Locate each line containing the string "appointed" and copy it out.

-- Material for the task start --

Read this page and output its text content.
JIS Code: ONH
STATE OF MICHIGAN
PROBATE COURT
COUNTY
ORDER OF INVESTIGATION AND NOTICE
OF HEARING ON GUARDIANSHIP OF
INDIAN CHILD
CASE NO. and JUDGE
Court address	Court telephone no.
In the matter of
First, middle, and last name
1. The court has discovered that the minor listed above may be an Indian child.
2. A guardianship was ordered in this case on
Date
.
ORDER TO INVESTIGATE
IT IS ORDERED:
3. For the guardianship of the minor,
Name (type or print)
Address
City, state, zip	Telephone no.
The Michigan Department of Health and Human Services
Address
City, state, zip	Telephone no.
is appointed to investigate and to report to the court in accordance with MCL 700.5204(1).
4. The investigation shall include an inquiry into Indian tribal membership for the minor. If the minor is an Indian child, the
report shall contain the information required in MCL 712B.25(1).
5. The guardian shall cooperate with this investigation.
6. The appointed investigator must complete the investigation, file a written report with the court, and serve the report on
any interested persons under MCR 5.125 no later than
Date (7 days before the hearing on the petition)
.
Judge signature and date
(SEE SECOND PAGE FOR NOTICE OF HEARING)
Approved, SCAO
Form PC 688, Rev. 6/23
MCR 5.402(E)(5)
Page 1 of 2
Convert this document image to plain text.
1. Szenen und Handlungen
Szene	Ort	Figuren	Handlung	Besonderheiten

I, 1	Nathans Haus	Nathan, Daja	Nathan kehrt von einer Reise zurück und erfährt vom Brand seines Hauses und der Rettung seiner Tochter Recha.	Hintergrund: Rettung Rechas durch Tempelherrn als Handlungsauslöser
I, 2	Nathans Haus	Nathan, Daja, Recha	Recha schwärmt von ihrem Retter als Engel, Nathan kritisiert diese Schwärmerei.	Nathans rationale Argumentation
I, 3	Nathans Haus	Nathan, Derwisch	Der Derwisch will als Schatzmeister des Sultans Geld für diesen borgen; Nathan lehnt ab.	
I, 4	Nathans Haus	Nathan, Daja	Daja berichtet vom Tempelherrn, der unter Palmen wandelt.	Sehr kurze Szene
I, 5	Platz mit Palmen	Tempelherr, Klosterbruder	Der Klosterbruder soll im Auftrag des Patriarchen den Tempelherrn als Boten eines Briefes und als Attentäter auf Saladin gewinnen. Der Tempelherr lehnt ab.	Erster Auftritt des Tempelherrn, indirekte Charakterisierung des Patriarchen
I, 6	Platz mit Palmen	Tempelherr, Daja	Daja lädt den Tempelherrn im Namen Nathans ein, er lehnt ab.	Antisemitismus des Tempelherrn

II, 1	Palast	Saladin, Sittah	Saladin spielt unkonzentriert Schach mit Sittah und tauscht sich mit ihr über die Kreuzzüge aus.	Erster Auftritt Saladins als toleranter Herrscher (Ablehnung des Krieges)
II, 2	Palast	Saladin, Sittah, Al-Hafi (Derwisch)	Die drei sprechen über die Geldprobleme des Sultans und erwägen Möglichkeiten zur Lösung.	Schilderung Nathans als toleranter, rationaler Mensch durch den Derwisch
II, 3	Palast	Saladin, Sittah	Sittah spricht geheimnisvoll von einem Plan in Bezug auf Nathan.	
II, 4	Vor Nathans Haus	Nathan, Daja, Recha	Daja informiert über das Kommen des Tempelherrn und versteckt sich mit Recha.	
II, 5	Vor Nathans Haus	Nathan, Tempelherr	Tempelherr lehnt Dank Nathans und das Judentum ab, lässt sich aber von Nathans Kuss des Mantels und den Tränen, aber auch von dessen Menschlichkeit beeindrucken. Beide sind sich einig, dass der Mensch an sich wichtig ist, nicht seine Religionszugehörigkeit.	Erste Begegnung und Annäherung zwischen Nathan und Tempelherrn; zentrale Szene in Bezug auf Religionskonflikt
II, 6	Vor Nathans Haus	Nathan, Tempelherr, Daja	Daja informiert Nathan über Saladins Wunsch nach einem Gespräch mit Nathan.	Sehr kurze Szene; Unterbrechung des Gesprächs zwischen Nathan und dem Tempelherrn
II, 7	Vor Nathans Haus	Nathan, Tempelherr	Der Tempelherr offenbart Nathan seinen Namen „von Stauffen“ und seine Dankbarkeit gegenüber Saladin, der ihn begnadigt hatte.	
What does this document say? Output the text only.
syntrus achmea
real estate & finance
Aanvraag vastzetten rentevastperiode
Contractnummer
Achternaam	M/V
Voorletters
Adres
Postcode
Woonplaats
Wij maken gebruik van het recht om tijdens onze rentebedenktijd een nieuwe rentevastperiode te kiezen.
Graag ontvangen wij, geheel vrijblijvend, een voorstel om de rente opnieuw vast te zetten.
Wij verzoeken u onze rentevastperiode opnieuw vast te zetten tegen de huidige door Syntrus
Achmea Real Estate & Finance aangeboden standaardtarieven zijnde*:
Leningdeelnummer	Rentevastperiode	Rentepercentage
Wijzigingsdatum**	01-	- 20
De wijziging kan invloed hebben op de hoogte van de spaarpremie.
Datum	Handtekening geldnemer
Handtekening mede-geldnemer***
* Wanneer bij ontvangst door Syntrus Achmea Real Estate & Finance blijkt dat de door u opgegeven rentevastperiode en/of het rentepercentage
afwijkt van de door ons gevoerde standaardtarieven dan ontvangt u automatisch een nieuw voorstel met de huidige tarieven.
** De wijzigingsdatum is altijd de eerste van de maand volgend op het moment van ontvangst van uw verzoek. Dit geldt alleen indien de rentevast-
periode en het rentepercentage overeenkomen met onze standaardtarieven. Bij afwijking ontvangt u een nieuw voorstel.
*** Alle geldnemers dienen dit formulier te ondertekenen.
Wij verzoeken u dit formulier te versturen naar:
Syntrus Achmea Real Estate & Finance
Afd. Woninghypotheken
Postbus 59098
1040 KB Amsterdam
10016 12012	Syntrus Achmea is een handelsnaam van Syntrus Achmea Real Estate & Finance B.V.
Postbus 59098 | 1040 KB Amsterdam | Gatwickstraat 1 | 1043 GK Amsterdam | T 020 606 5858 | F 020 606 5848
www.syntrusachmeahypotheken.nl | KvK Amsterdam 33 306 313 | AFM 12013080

-- Material for the task end --

# Task answer:
is appointed to investigate and to report to the court in accordance with MCL 700.5204(1).
6. The appointed investigator must complete the investigation, file a written report with the court, and serve the report on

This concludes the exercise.